▶ **Requirement**
All of the data should be output character for character, except the pictures.

▶ **Entries**
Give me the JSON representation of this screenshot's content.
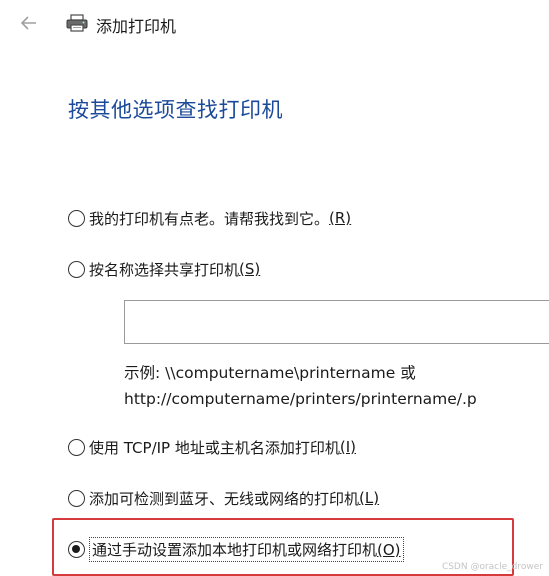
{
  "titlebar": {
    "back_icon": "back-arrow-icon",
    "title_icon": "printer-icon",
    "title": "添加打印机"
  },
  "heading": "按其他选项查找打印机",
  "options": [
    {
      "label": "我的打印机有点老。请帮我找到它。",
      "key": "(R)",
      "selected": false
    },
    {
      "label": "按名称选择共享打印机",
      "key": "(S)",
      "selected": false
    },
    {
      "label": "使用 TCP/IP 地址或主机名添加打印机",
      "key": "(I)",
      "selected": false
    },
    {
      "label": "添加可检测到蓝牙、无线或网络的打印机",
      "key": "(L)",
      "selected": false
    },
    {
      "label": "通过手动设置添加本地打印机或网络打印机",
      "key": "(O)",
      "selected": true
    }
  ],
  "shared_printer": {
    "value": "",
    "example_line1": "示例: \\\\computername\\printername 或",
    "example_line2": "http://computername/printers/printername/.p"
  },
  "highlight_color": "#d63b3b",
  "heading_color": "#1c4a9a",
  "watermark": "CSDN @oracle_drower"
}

▶ **Completed exercise**
Give me the JSON representation of this screenshot's content.
{
  "titlebar": {
    "back_icon": "back-arrow-icon",
    "title_icon": "printer-icon",
    "title": "添加打印机"
  },
  "heading": "按其他选项查找打印机",
  "options": [
    {
      "label": "我的打印机有点老。请帮我找到它。",
      "key": "(R)",
      "selected": false
    },
    {
      "label": "按名称选择共享打印机",
      "key": "(S)",
      "selected": false
    },
    {
      "label": "使用 TCP/IP 地址或主机名添加打印机",
      "key": "(I)",
      "selected": false
    },
    {
      "label": "添加可检测到蓝牙、无线或网络的打印机",
      "key": "(L)",
      "selected": false
    },
    {
      "label": "通过手动设置添加本地打印机或网络打印机",
      "key": "(O)",
      "selected": true
    }
  ],
  "shared_printer": {
    "value": "",
    "example_line1": "示例: \\\\computername\\printername 或",
    "example_line2": "http://computername/printers/printername/.p"
  },
  "highlight_color": "#d63b3b",
  "heading_color": "#1c4a9a",
  "watermark": "CSDN @oracle_drower"
}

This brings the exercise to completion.